Available data

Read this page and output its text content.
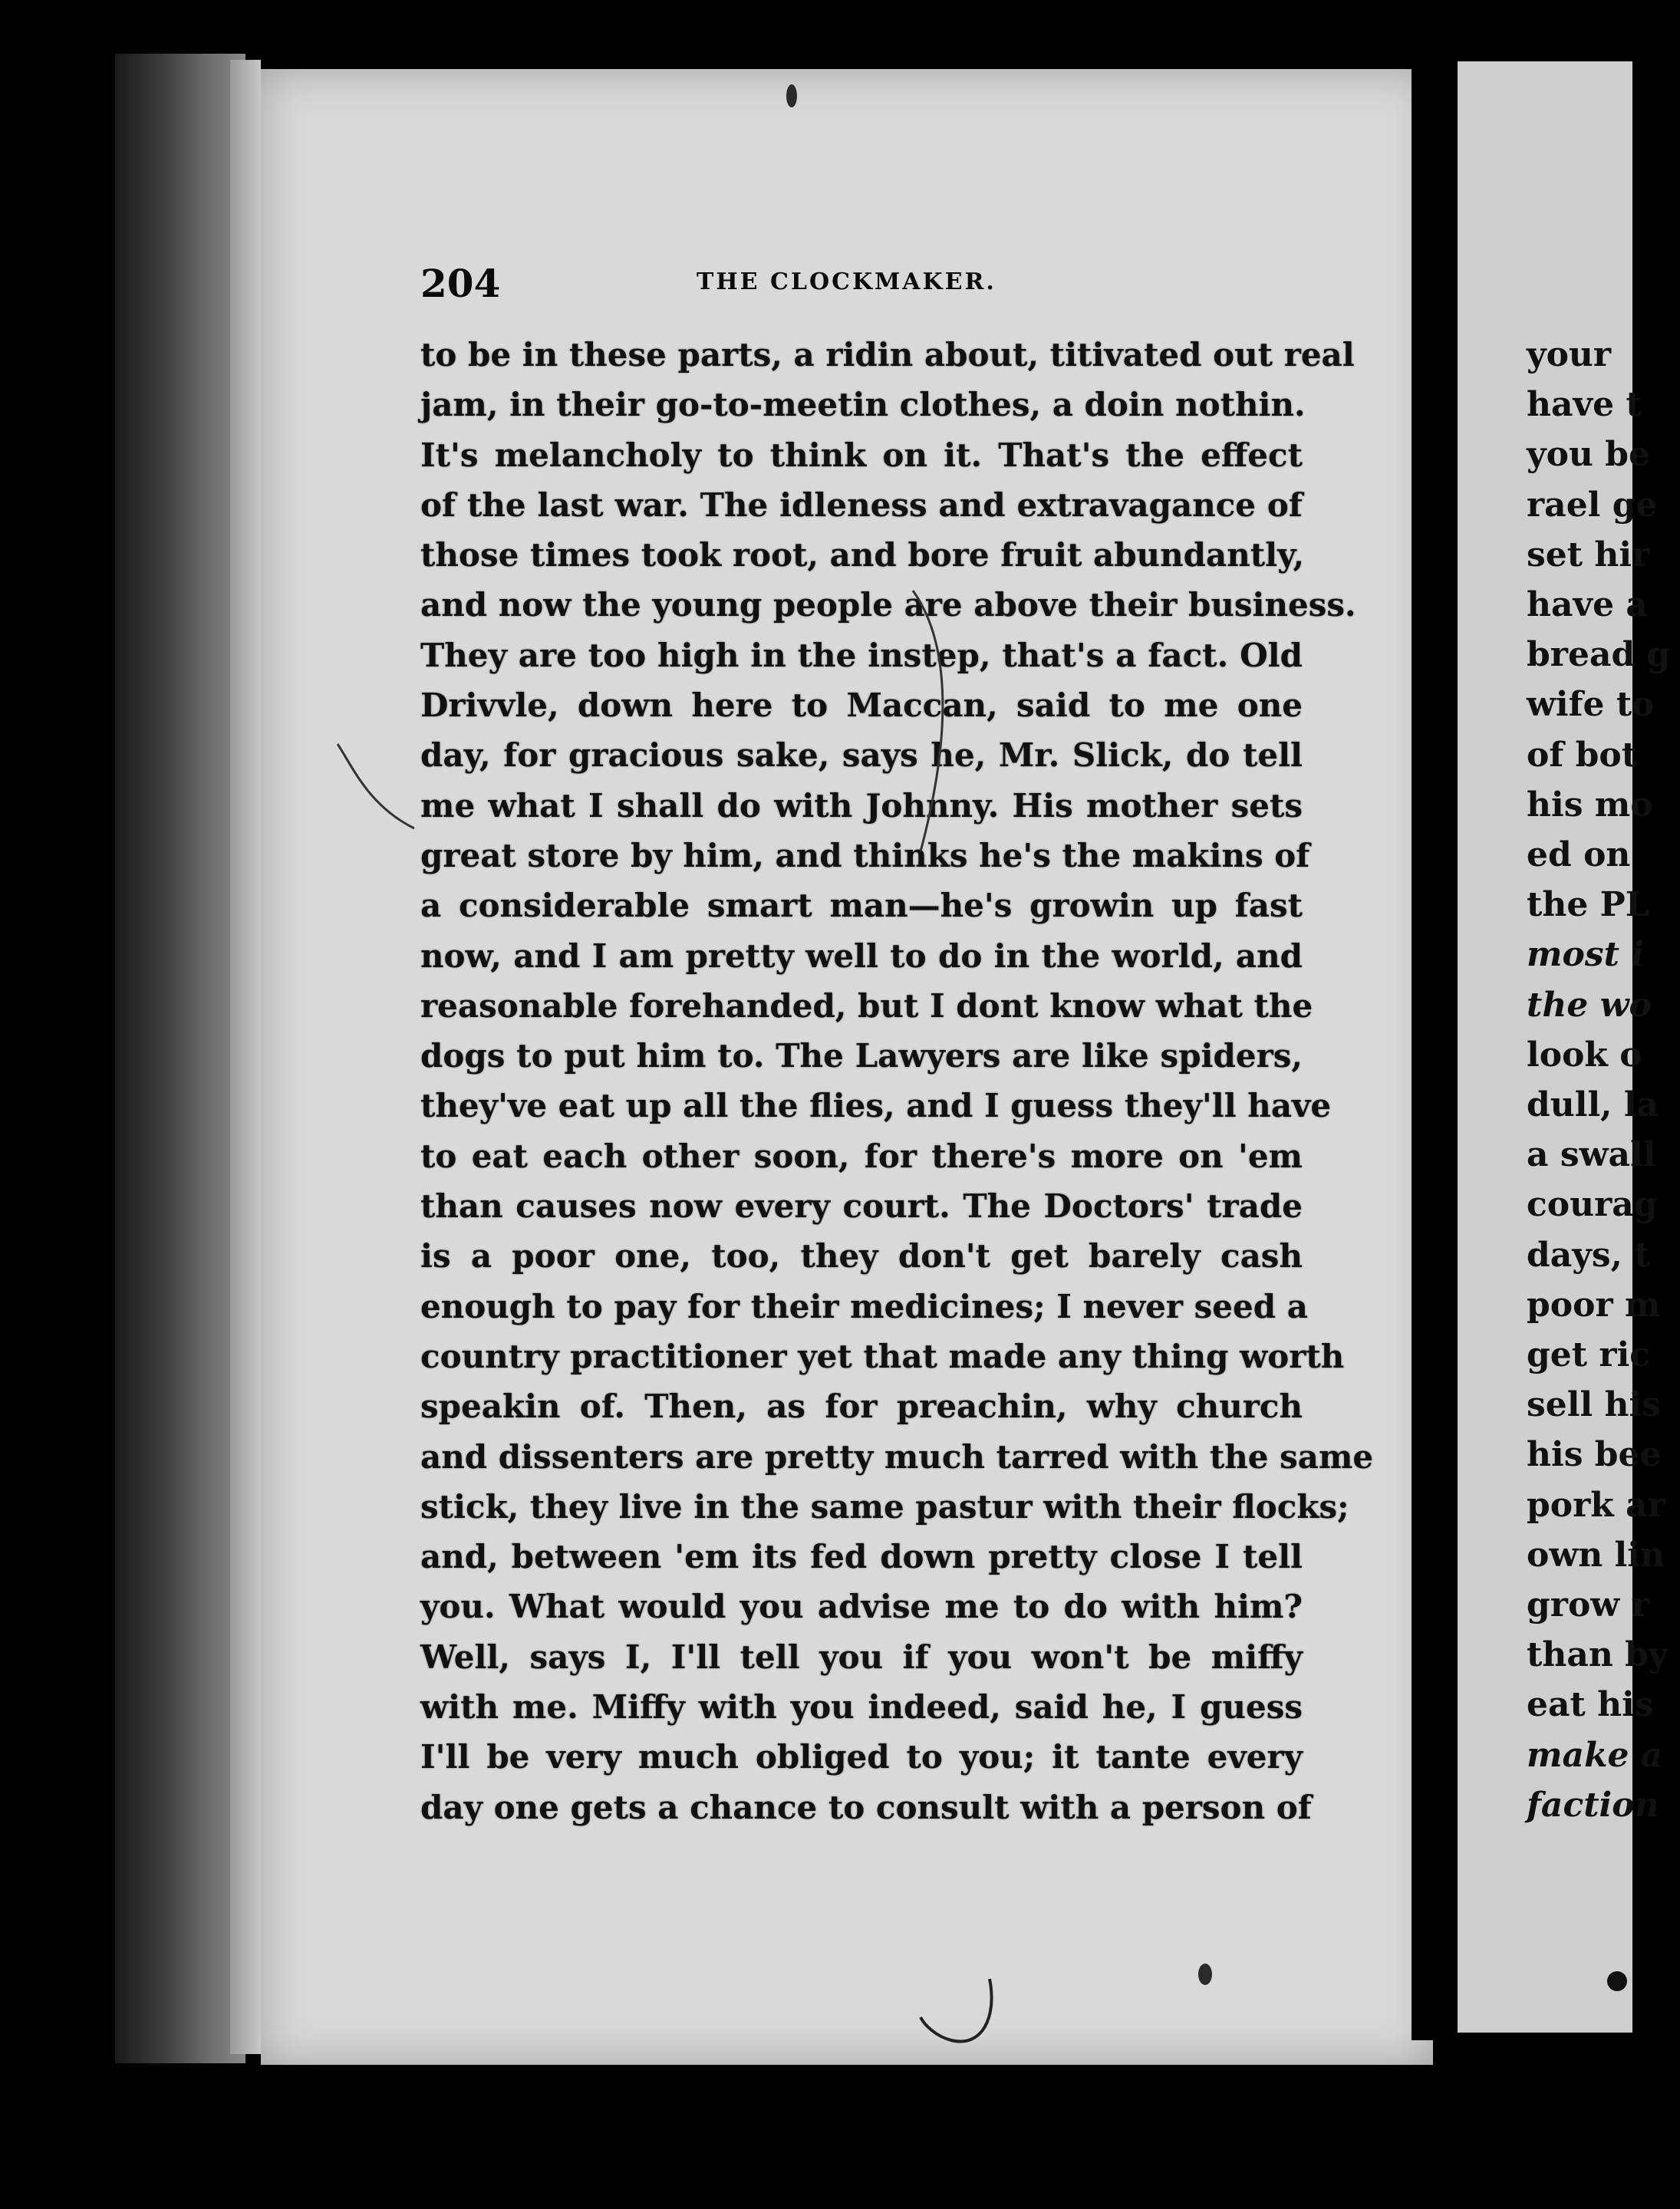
204	THE CLOCKMAKER.
to be in these parts, a ridin about, titivated out real
jam, in their go-to-meetin clothes, a doin nothin.
It's melancholy to think on it. That's the effect
of the last war. The idleness and extravagance of
those times took root, and bore fruit abundantly,
and now the young people are above their business.
They are too high in the instep, that's a fact. Old
Drivvle, down here to Maccan, said to me one
day, for gracious sake, says he, Mr. Slick, do tell
me what I shall do with Johnny. His mother sets
great store by him, and thinks he's the makins of
a considerable smart man—he's growin up fast
now, and I am pretty well to do in the world, and
reasonable forehanded, but I dont know what the
dogs to put him to. The Lawyers are like spiders,
they've eat up all the flies, and I guess they'll have
to eat each other soon, for there's more on 'em
than causes now every court. The Doctors' trade
is a poor one, too, they don't get barely cash
enough to pay for their medicines; I never seed a
country practitioner yet that made any thing worth
speakin of. Then, as for preachin, why church
and dissenters are pretty much tarred with the same
stick, they live in the same pastur with their flocks;
and, between 'em its fed down pretty close I tell
you. What would you advise me to do with him?
Well, says I, I'll tell you if you won't be miffy
with me. Miffy with you indeed, said he, I guess
I'll be very much obliged to you; it tante every
day one gets a chance to consult with a person of
your
have t
you be
rael ge
set hir
have a
bread g
wife to
of bot
his mo
ed on
the PL
most i
the wo
look o
dull, la
a swall
courag
days, t
poor m
get ric
sell his
his bee
pork ar
own lin
grow r
than by
eat his
make a
faction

Aim
Search the entries for the word "have" and pick out every line that holds it.

Output
they've eat up all the flies, and I guess they'll have
have t
have a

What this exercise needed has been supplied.